§ **Given problem**
Among the lines of this listing, determine how many contain the string "JSON". Answer with the number only.
[BEGIN Extracted entries]
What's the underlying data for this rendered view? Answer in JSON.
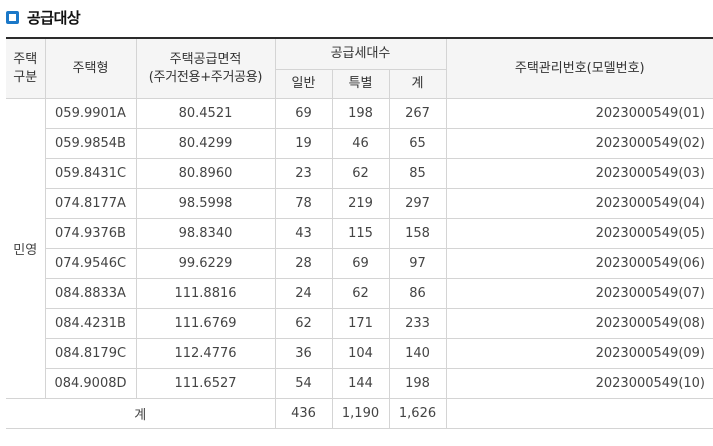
{
  "heading": {
    "title": "공급대상"
  },
  "headers": {
    "type_group": "주택\n구분",
    "housing_type": "주택형",
    "area": "주택공급면적\n(주거전용+주거공용)",
    "households": "공급세대수",
    "general": "일반",
    "special": "특별",
    "total": "계",
    "mgmt_no": "주택관리번호(모델번호)"
  },
  "group_label": "민영",
  "rows": [
    {
      "type": "059.9901A",
      "area": "80.4521",
      "general": "69",
      "special": "198",
      "total": "267",
      "mgmt": "2023000549(01)"
    },
    {
      "type": "059.9854B",
      "area": "80.4299",
      "general": "19",
      "special": "46",
      "total": "65",
      "mgmt": "2023000549(02)"
    },
    {
      "type": "059.8431C",
      "area": "80.8960",
      "general": "23",
      "special": "62",
      "total": "85",
      "mgmt": "2023000549(03)"
    },
    {
      "type": "074.8177A",
      "area": "98.5998",
      "general": "78",
      "special": "219",
      "total": "297",
      "mgmt": "2023000549(04)"
    },
    {
      "type": "074.9376B",
      "area": "98.8340",
      "general": "43",
      "special": "115",
      "total": "158",
      "mgmt": "2023000549(05)"
    },
    {
      "type": "074.9546C",
      "area": "99.6229",
      "general": "28",
      "special": "69",
      "total": "97",
      "mgmt": "2023000549(06)"
    },
    {
      "type": "084.8833A",
      "area": "111.8816",
      "general": "24",
      "special": "62",
      "total": "86",
      "mgmt": "2023000549(07)"
    },
    {
      "type": "084.4231B",
      "area": "111.6769",
      "general": "62",
      "special": "171",
      "total": "233",
      "mgmt": "2023000549(08)"
    },
    {
      "type": "084.8179C",
      "area": "112.4776",
      "general": "36",
      "special": "104",
      "total": "140",
      "mgmt": "2023000549(09)"
    },
    {
      "type": "084.9008D",
      "area": "111.6527",
      "general": "54",
      "special": "144",
      "total": "198",
      "mgmt": "2023000549(10)"
    }
  ],
  "totals": {
    "label": "계",
    "general": "436",
    "special": "1,190",
    "total": "1,626"
  }
}
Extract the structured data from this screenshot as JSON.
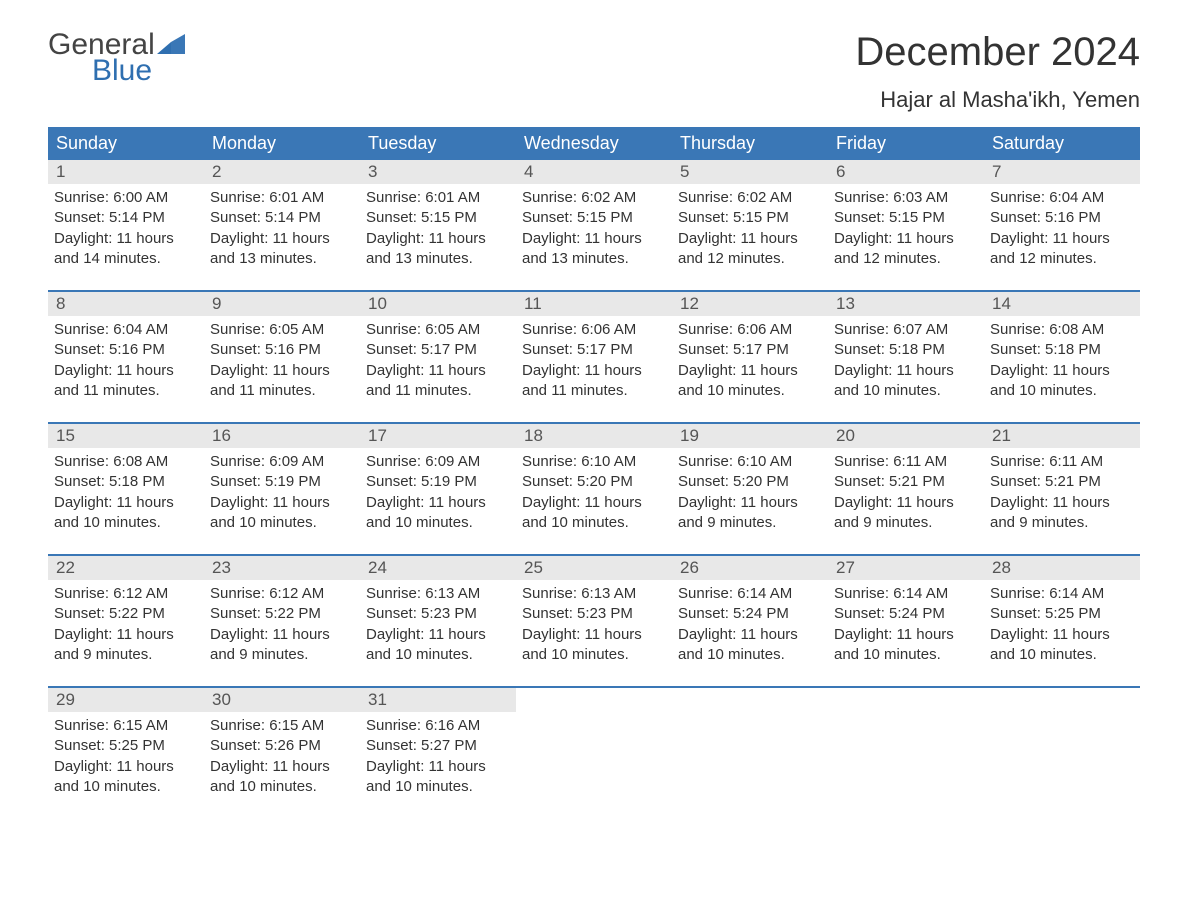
{
  "logo": {
    "word1": "General",
    "word2": "Blue"
  },
  "title": "December 2024",
  "location": "Hajar al Masha'ikh, Yemen",
  "colors": {
    "header_bg": "#3a77b6",
    "daynum_bg": "#e8e8e8",
    "week_divider": "#3a77b6",
    "logo_gray": "#444444",
    "logo_blue": "#2f6fb0",
    "text": "#333333",
    "background": "#ffffff"
  },
  "day_headers": [
    "Sunday",
    "Monday",
    "Tuesday",
    "Wednesday",
    "Thursday",
    "Friday",
    "Saturday"
  ],
  "weeks": [
    [
      {
        "n": "1",
        "sunrise": "Sunrise: 6:00 AM",
        "sunset": "Sunset: 5:14 PM",
        "d1": "Daylight: 11 hours",
        "d2": "and 14 minutes."
      },
      {
        "n": "2",
        "sunrise": "Sunrise: 6:01 AM",
        "sunset": "Sunset: 5:14 PM",
        "d1": "Daylight: 11 hours",
        "d2": "and 13 minutes."
      },
      {
        "n": "3",
        "sunrise": "Sunrise: 6:01 AM",
        "sunset": "Sunset: 5:15 PM",
        "d1": "Daylight: 11 hours",
        "d2": "and 13 minutes."
      },
      {
        "n": "4",
        "sunrise": "Sunrise: 6:02 AM",
        "sunset": "Sunset: 5:15 PM",
        "d1": "Daylight: 11 hours",
        "d2": "and 13 minutes."
      },
      {
        "n": "5",
        "sunrise": "Sunrise: 6:02 AM",
        "sunset": "Sunset: 5:15 PM",
        "d1": "Daylight: 11 hours",
        "d2": "and 12 minutes."
      },
      {
        "n": "6",
        "sunrise": "Sunrise: 6:03 AM",
        "sunset": "Sunset: 5:15 PM",
        "d1": "Daylight: 11 hours",
        "d2": "and 12 minutes."
      },
      {
        "n": "7",
        "sunrise": "Sunrise: 6:04 AM",
        "sunset": "Sunset: 5:16 PM",
        "d1": "Daylight: 11 hours",
        "d2": "and 12 minutes."
      }
    ],
    [
      {
        "n": "8",
        "sunrise": "Sunrise: 6:04 AM",
        "sunset": "Sunset: 5:16 PM",
        "d1": "Daylight: 11 hours",
        "d2": "and 11 minutes."
      },
      {
        "n": "9",
        "sunrise": "Sunrise: 6:05 AM",
        "sunset": "Sunset: 5:16 PM",
        "d1": "Daylight: 11 hours",
        "d2": "and 11 minutes."
      },
      {
        "n": "10",
        "sunrise": "Sunrise: 6:05 AM",
        "sunset": "Sunset: 5:17 PM",
        "d1": "Daylight: 11 hours",
        "d2": "and 11 minutes."
      },
      {
        "n": "11",
        "sunrise": "Sunrise: 6:06 AM",
        "sunset": "Sunset: 5:17 PM",
        "d1": "Daylight: 11 hours",
        "d2": "and 11 minutes."
      },
      {
        "n": "12",
        "sunrise": "Sunrise: 6:06 AM",
        "sunset": "Sunset: 5:17 PM",
        "d1": "Daylight: 11 hours",
        "d2": "and 10 minutes."
      },
      {
        "n": "13",
        "sunrise": "Sunrise: 6:07 AM",
        "sunset": "Sunset: 5:18 PM",
        "d1": "Daylight: 11 hours",
        "d2": "and 10 minutes."
      },
      {
        "n": "14",
        "sunrise": "Sunrise: 6:08 AM",
        "sunset": "Sunset: 5:18 PM",
        "d1": "Daylight: 11 hours",
        "d2": "and 10 minutes."
      }
    ],
    [
      {
        "n": "15",
        "sunrise": "Sunrise: 6:08 AM",
        "sunset": "Sunset: 5:18 PM",
        "d1": "Daylight: 11 hours",
        "d2": "and 10 minutes."
      },
      {
        "n": "16",
        "sunrise": "Sunrise: 6:09 AM",
        "sunset": "Sunset: 5:19 PM",
        "d1": "Daylight: 11 hours",
        "d2": "and 10 minutes."
      },
      {
        "n": "17",
        "sunrise": "Sunrise: 6:09 AM",
        "sunset": "Sunset: 5:19 PM",
        "d1": "Daylight: 11 hours",
        "d2": "and 10 minutes."
      },
      {
        "n": "18",
        "sunrise": "Sunrise: 6:10 AM",
        "sunset": "Sunset: 5:20 PM",
        "d1": "Daylight: 11 hours",
        "d2": "and 10 minutes."
      },
      {
        "n": "19",
        "sunrise": "Sunrise: 6:10 AM",
        "sunset": "Sunset: 5:20 PM",
        "d1": "Daylight: 11 hours",
        "d2": "and 9 minutes."
      },
      {
        "n": "20",
        "sunrise": "Sunrise: 6:11 AM",
        "sunset": "Sunset: 5:21 PM",
        "d1": "Daylight: 11 hours",
        "d2": "and 9 minutes."
      },
      {
        "n": "21",
        "sunrise": "Sunrise: 6:11 AM",
        "sunset": "Sunset: 5:21 PM",
        "d1": "Daylight: 11 hours",
        "d2": "and 9 minutes."
      }
    ],
    [
      {
        "n": "22",
        "sunrise": "Sunrise: 6:12 AM",
        "sunset": "Sunset: 5:22 PM",
        "d1": "Daylight: 11 hours",
        "d2": "and 9 minutes."
      },
      {
        "n": "23",
        "sunrise": "Sunrise: 6:12 AM",
        "sunset": "Sunset: 5:22 PM",
        "d1": "Daylight: 11 hours",
        "d2": "and 9 minutes."
      },
      {
        "n": "24",
        "sunrise": "Sunrise: 6:13 AM",
        "sunset": "Sunset: 5:23 PM",
        "d1": "Daylight: 11 hours",
        "d2": "and 10 minutes."
      },
      {
        "n": "25",
        "sunrise": "Sunrise: 6:13 AM",
        "sunset": "Sunset: 5:23 PM",
        "d1": "Daylight: 11 hours",
        "d2": "and 10 minutes."
      },
      {
        "n": "26",
        "sunrise": "Sunrise: 6:14 AM",
        "sunset": "Sunset: 5:24 PM",
        "d1": "Daylight: 11 hours",
        "d2": "and 10 minutes."
      },
      {
        "n": "27",
        "sunrise": "Sunrise: 6:14 AM",
        "sunset": "Sunset: 5:24 PM",
        "d1": "Daylight: 11 hours",
        "d2": "and 10 minutes."
      },
      {
        "n": "28",
        "sunrise": "Sunrise: 6:14 AM",
        "sunset": "Sunset: 5:25 PM",
        "d1": "Daylight: 11 hours",
        "d2": "and 10 minutes."
      }
    ],
    [
      {
        "n": "29",
        "sunrise": "Sunrise: 6:15 AM",
        "sunset": "Sunset: 5:25 PM",
        "d1": "Daylight: 11 hours",
        "d2": "and 10 minutes."
      },
      {
        "n": "30",
        "sunrise": "Sunrise: 6:15 AM",
        "sunset": "Sunset: 5:26 PM",
        "d1": "Daylight: 11 hours",
        "d2": "and 10 minutes."
      },
      {
        "n": "31",
        "sunrise": "Sunrise: 6:16 AM",
        "sunset": "Sunset: 5:27 PM",
        "d1": "Daylight: 11 hours",
        "d2": "and 10 minutes."
      },
      null,
      null,
      null,
      null
    ]
  ]
}
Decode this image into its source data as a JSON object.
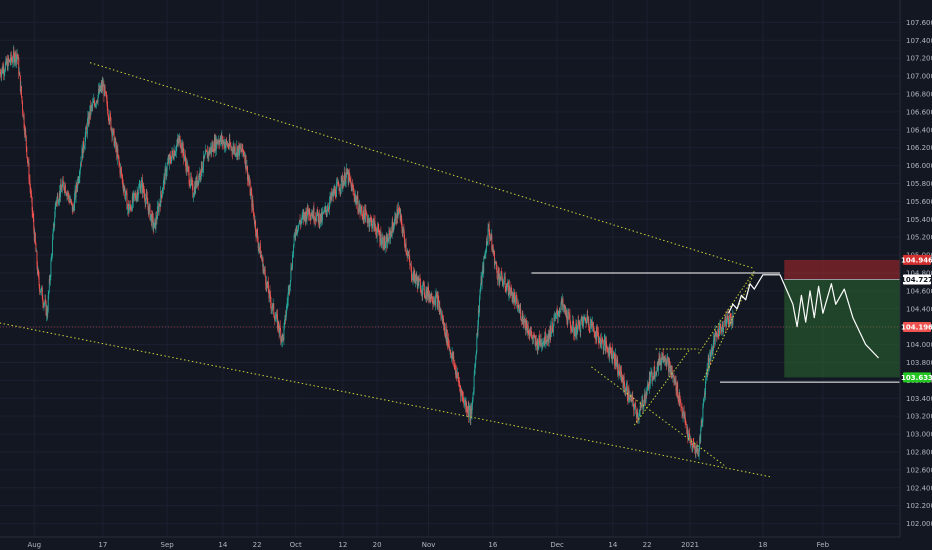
[END Extracted entries]
§ **Written response**
3